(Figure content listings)
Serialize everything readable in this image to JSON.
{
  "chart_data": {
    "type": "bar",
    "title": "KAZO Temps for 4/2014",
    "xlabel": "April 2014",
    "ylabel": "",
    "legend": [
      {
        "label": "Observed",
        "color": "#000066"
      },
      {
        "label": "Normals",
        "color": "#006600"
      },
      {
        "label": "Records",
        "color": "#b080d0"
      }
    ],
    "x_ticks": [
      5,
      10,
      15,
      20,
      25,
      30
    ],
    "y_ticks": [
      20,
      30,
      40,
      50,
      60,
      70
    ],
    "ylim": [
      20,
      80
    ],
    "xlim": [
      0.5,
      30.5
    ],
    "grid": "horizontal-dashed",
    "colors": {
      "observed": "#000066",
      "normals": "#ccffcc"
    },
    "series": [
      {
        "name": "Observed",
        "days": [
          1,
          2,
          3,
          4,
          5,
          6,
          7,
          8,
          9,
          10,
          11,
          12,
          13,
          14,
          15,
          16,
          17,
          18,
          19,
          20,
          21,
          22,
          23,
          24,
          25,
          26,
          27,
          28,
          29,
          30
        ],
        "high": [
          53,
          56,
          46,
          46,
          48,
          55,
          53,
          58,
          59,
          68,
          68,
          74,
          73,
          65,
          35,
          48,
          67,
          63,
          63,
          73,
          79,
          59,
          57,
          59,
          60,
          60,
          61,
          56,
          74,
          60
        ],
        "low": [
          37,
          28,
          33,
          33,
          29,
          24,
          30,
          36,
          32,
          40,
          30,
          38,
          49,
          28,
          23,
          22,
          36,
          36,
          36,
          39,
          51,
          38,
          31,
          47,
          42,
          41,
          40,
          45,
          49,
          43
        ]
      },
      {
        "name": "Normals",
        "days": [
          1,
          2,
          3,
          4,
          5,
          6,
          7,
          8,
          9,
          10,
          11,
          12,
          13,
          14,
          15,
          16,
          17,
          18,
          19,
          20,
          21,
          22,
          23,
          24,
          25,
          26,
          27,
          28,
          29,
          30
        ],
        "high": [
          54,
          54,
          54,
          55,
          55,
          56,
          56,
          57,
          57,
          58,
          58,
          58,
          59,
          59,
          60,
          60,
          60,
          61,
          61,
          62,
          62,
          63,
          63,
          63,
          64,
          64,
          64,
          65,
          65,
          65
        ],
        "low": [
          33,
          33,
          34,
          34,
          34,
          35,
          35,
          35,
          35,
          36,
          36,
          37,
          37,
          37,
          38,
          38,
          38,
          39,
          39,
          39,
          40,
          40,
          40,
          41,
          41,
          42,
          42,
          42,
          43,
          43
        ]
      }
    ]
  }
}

## To be done
Return the material in full, exactly as shown.

## Right answer
Serialize everything readable in this image to JSON.
{
  "chart_data": {
    "type": "bar",
    "title": "KAZO Temps for 4/2014",
    "xlabel": "April 2014",
    "ylabel": "",
    "legend": [
      {
        "label": "Observed",
        "color": "#000066"
      },
      {
        "label": "Normals",
        "color": "#006600"
      },
      {
        "label": "Records",
        "color": "#b080d0"
      }
    ],
    "x_ticks": [
      5,
      10,
      15,
      20,
      25,
      30
    ],
    "y_ticks": [
      20,
      30,
      40,
      50,
      60,
      70
    ],
    "ylim": [
      20,
      80
    ],
    "xlim": [
      0.5,
      30.5
    ],
    "grid": "horizontal-dashed",
    "colors": {
      "observed": "#000066",
      "normals": "#ccffcc"
    },
    "series": [
      {
        "name": "Observed",
        "days": [
          1,
          2,
          3,
          4,
          5,
          6,
          7,
          8,
          9,
          10,
          11,
          12,
          13,
          14,
          15,
          16,
          17,
          18,
          19,
          20,
          21,
          22,
          23,
          24,
          25,
          26,
          27,
          28,
          29,
          30
        ],
        "high": [
          53,
          56,
          46,
          46,
          48,
          55,
          53,
          58,
          59,
          68,
          68,
          74,
          73,
          65,
          35,
          48,
          67,
          63,
          63,
          73,
          79,
          59,
          57,
          59,
          60,
          60,
          61,
          56,
          74,
          60
        ],
        "low": [
          37,
          28,
          33,
          33,
          29,
          24,
          30,
          36,
          32,
          40,
          30,
          38,
          49,
          28,
          23,
          22,
          36,
          36,
          36,
          39,
          51,
          38,
          31,
          47,
          42,
          41,
          40,
          45,
          49,
          43
        ]
      },
      {
        "name": "Normals",
        "days": [
          1,
          2,
          3,
          4,
          5,
          6,
          7,
          8,
          9,
          10,
          11,
          12,
          13,
          14,
          15,
          16,
          17,
          18,
          19,
          20,
          21,
          22,
          23,
          24,
          25,
          26,
          27,
          28,
          29,
          30
        ],
        "high": [
          54,
          54,
          54,
          55,
          55,
          56,
          56,
          57,
          57,
          58,
          58,
          58,
          59,
          59,
          60,
          60,
          60,
          61,
          61,
          62,
          62,
          63,
          63,
          63,
          64,
          64,
          64,
          65,
          65,
          65
        ],
        "low": [
          33,
          33,
          34,
          34,
          34,
          35,
          35,
          35,
          35,
          36,
          36,
          37,
          37,
          37,
          38,
          38,
          38,
          39,
          39,
          39,
          40,
          40,
          40,
          41,
          41,
          42,
          42,
          42,
          43,
          43
        ]
      }
    ]
  }
}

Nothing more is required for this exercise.